-- Start --
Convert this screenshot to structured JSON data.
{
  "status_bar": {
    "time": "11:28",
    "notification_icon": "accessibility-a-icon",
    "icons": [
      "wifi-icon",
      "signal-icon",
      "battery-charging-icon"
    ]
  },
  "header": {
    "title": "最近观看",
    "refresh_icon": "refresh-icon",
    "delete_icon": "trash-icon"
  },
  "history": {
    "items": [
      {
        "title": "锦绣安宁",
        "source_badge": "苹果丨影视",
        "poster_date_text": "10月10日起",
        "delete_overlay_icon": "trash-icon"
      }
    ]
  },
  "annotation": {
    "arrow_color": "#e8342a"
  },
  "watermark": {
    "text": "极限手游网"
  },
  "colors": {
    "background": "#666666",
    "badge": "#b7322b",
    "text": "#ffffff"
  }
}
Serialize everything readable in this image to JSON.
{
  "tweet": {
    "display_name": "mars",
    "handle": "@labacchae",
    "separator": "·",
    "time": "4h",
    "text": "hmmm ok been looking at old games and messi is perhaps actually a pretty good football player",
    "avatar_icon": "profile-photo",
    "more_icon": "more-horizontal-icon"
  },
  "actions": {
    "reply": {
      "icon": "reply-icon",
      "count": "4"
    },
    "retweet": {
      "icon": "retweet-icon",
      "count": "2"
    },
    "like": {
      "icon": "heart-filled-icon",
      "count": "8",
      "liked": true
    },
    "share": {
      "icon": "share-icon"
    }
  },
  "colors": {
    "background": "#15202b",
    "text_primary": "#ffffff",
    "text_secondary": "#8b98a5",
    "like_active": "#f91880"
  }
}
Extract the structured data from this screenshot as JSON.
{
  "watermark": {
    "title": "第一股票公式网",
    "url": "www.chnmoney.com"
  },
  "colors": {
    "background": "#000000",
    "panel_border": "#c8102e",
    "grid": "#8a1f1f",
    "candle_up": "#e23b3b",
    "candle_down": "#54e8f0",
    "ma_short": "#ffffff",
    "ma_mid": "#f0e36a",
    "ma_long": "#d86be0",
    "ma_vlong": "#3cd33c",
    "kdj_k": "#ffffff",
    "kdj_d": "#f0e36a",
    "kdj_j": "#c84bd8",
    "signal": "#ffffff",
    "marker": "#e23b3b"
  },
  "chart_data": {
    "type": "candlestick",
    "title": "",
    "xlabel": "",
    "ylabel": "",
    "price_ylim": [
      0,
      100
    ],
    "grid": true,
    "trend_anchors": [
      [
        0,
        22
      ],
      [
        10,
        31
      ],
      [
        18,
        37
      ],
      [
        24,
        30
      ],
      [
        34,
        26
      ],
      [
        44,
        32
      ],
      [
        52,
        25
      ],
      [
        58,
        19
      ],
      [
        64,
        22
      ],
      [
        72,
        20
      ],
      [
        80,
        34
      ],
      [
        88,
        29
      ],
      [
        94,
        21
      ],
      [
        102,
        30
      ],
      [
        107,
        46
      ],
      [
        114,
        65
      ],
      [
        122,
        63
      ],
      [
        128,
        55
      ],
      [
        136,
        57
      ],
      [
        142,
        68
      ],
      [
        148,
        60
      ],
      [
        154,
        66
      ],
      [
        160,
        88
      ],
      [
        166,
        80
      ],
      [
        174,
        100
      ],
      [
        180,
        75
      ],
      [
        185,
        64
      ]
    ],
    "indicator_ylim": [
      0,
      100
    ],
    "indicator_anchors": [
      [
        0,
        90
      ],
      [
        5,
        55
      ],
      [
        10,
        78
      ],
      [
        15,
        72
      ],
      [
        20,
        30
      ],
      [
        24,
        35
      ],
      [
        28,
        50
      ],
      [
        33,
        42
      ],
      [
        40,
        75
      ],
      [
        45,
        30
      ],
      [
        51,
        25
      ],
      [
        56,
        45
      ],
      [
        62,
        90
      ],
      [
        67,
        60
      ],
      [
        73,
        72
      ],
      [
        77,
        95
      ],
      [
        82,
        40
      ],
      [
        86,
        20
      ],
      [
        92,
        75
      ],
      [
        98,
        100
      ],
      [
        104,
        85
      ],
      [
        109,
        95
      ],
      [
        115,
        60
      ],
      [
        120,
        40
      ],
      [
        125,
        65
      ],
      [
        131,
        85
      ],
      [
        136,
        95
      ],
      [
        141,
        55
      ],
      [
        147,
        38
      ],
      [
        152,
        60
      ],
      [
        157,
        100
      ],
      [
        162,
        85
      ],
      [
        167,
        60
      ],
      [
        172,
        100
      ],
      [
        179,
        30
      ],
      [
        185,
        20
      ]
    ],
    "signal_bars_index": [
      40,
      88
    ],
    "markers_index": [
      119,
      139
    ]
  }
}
-- End --
What is asked:
Repeat the data above exactly.

Solution to this exercise:
Convert this screenshot to structured JSON data.
{
  "status_bar": {
    "time": "11:28",
    "notification_icon": "accessibility-a-icon",
    "icons": [
      "wifi-icon",
      "signal-icon",
      "battery-charging-icon"
    ]
  },
  "header": {
    "title": "最近观看",
    "refresh_icon": "refresh-icon",
    "delete_icon": "trash-icon"
  },
  "history": {
    "items": [
      {
        "title": "锦绣安宁",
        "source_badge": "苹果丨影视",
        "poster_date_text": "10月10日起",
        "delete_overlay_icon": "trash-icon"
      }
    ]
  },
  "annotation": {
    "arrow_color": "#e8342a"
  },
  "watermark": {
    "text": "极限手游网"
  },
  "colors": {
    "background": "#666666",
    "badge": "#b7322b",
    "text": "#ffffff"
  }
}
Serialize everything readable in this image to JSON.
{
  "tweet": {
    "display_name": "mars",
    "handle": "@labacchae",
    "separator": "·",
    "time": "4h",
    "text": "hmmm ok been looking at old games and messi is perhaps actually a pretty good football player",
    "avatar_icon": "profile-photo",
    "more_icon": "more-horizontal-icon"
  },
  "actions": {
    "reply": {
      "icon": "reply-icon",
      "count": "4"
    },
    "retweet": {
      "icon": "retweet-icon",
      "count": "2"
    },
    "like": {
      "icon": "heart-filled-icon",
      "count": "8",
      "liked": true
    },
    "share": {
      "icon": "share-icon"
    }
  },
  "colors": {
    "background": "#15202b",
    "text_primary": "#ffffff",
    "text_secondary": "#8b98a5",
    "like_active": "#f91880"
  }
}
Extract the structured data from this screenshot as JSON.
{
  "watermark": {
    "title": "第一股票公式网",
    "url": "www.chnmoney.com"
  },
  "colors": {
    "background": "#000000",
    "panel_border": "#c8102e",
    "grid": "#8a1f1f",
    "candle_up": "#e23b3b",
    "candle_down": "#54e8f0",
    "ma_short": "#ffffff",
    "ma_mid": "#f0e36a",
    "ma_long": "#d86be0",
    "ma_vlong": "#3cd33c",
    "kdj_k": "#ffffff",
    "kdj_d": "#f0e36a",
    "kdj_j": "#c84bd8",
    "signal": "#ffffff",
    "marker": "#e23b3b"
  },
  "chart_data": {
    "type": "candlestick",
    "title": "",
    "xlabel": "",
    "ylabel": "",
    "price_ylim": [
      0,
      100
    ],
    "grid": true,
    "trend_anchors": [
      [
        0,
        22
      ],
      [
        10,
        31
      ],
      [
        18,
        37
      ],
      [
        24,
        30
      ],
      [
        34,
        26
      ],
      [
        44,
        32
      ],
      [
        52,
        25
      ],
      [
        58,
        19
      ],
      [
        64,
        22
      ],
      [
        72,
        20
      ],
      [
        80,
        34
      ],
      [
        88,
        29
      ],
      [
        94,
        21
      ],
      [
        102,
        30
      ],
      [
        107,
        46
      ],
      [
        114,
        65
      ],
      [
        122,
        63
      ],
      [
        128,
        55
      ],
      [
        136,
        57
      ],
      [
        142,
        68
      ],
      [
        148,
        60
      ],
      [
        154,
        66
      ],
      [
        160,
        88
      ],
      [
        166,
        80
      ],
      [
        174,
        100
      ],
      [
        180,
        75
      ],
      [
        185,
        64
      ]
    ],
    "indicator_ylim": [
      0,
      100
    ],
    "indicator_anchors": [
      [
        0,
        90
      ],
      [
        5,
        55
      ],
      [
        10,
        78
      ],
      [
        15,
        72
      ],
      [
        20,
        30
      ],
      [
        24,
        35
      ],
      [
        28,
        50
      ],
      [
        33,
        42
      ],
      [
        40,
        75
      ],
      [
        45,
        30
      ],
      [
        51,
        25
      ],
      [
        56,
        45
      ],
      [
        62,
        90
      ],
      [
        67,
        60
      ],
      [
        73,
        72
      ],
      [
        77,
        95
      ],
      [
        82,
        40
      ],
      [
        86,
        20
      ],
      [
        92,
        75
      ],
      [
        98,
        100
      ],
      [
        104,
        85
      ],
      [
        109,
        95
      ],
      [
        115,
        60
      ],
      [
        120,
        40
      ],
      [
        125,
        65
      ],
      [
        131,
        85
      ],
      [
        136,
        95
      ],
      [
        141,
        55
      ],
      [
        147,
        38
      ],
      [
        152,
        60
      ],
      [
        157,
        100
      ],
      [
        162,
        85
      ],
      [
        167,
        60
      ],
      [
        172,
        100
      ],
      [
        179,
        30
      ],
      [
        185,
        20
      ]
    ],
    "signal_bars_index": [
      40,
      88
    ],
    "markers_index": [
      119,
      139
    ]
  }
}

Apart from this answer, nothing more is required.